▶ [Exercise goal] Identify each line below containing the string "dịch" and copy it.

-- start of Dataset entries --

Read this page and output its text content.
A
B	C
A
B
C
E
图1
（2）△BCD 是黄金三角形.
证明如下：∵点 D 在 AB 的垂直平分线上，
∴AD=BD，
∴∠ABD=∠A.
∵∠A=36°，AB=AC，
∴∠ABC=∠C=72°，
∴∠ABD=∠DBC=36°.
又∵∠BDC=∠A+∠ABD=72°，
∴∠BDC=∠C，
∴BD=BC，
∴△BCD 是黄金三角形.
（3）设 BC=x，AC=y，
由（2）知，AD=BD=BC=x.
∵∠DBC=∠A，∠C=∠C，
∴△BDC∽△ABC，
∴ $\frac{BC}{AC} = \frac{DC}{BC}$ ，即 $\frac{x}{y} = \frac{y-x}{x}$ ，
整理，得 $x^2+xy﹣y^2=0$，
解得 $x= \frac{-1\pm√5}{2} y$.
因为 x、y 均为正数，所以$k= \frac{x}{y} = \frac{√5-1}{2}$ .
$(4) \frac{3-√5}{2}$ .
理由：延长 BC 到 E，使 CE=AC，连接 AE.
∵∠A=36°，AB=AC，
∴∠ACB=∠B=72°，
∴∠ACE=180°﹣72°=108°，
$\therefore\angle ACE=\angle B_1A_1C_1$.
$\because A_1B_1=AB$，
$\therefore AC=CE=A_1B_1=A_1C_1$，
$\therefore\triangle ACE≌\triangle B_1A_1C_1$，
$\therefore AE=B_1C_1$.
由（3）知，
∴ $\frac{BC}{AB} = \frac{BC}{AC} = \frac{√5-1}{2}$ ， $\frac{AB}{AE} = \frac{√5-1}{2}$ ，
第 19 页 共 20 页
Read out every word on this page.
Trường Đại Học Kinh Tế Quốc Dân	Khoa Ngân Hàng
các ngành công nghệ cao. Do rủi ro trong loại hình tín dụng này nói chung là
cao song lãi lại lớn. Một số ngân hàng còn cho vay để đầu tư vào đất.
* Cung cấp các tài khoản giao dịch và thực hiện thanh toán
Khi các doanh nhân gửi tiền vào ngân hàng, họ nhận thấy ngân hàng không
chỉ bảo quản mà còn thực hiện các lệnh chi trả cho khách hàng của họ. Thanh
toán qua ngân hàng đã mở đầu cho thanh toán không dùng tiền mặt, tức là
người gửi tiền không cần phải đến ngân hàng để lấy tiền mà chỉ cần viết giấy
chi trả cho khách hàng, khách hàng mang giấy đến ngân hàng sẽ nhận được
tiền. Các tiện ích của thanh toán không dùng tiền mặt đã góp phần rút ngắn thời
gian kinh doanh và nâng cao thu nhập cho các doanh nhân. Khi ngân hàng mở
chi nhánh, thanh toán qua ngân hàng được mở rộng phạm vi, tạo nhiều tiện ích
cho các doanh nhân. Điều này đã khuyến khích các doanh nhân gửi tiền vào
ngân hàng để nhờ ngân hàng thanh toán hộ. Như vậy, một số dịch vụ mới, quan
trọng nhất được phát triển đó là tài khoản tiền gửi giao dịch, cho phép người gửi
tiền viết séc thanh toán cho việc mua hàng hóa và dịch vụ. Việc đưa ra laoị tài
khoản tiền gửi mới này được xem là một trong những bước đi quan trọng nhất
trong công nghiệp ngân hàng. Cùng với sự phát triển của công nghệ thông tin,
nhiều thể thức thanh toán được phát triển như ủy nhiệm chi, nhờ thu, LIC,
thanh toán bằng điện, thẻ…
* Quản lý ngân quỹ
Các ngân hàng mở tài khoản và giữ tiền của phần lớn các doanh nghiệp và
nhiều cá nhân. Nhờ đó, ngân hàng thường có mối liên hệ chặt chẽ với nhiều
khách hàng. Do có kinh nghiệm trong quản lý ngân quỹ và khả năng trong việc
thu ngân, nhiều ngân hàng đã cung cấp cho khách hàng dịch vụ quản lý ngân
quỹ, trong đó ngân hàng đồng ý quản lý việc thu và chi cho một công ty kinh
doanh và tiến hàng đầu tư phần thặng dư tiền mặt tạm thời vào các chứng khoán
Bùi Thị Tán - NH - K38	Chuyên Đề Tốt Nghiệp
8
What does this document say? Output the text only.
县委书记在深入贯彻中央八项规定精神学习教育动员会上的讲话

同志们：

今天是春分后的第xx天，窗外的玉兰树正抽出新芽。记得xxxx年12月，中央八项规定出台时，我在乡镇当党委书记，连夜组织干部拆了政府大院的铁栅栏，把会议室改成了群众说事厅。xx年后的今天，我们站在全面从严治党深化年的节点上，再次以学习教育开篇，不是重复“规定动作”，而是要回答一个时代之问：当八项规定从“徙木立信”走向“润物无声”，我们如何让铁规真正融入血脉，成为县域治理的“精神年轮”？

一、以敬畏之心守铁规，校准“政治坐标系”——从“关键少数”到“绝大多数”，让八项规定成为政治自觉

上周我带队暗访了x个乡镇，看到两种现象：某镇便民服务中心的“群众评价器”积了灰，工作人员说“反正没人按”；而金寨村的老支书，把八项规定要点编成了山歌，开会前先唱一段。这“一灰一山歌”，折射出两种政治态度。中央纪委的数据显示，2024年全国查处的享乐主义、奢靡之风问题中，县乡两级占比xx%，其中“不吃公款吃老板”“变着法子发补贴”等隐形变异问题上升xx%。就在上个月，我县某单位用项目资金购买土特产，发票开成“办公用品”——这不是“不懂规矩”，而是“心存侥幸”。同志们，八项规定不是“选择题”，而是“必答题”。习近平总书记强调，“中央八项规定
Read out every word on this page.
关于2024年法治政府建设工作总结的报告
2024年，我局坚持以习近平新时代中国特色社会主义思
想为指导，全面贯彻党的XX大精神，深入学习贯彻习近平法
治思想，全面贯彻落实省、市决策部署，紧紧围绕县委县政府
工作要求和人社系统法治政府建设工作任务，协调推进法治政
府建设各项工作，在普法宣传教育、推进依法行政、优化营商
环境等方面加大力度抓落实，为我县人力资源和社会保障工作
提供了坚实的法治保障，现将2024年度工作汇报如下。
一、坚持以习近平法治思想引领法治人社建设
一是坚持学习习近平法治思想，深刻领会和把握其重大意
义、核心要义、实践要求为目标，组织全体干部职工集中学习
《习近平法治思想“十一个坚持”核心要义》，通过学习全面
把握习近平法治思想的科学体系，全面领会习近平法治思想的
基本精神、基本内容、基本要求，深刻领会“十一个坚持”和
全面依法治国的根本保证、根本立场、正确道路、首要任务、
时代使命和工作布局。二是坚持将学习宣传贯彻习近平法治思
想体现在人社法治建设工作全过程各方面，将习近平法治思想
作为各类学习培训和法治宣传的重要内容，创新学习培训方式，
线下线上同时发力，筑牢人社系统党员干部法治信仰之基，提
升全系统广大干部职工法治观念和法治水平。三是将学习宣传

-- end of Dataset entries --

▶ [Written solution]
* Cung cấp các tài khoản giao dịch và thực hiện thanh toán
ngân hàng để nhờ ngân hàng thanh toán hộ. Như vậy, một số dịch vụ mới, quan
trọng nhất được phát triển đó là tài khoản tiền gửi giao dịch, cho phép người gửi
tiền viết séc thanh toán cho việc mua hàng hóa và dịch vụ. Việc đưa ra laoị tài
thu ngân, nhiều ngân hàng đã cung cấp cho khách hàng dịch vụ quản lý ngân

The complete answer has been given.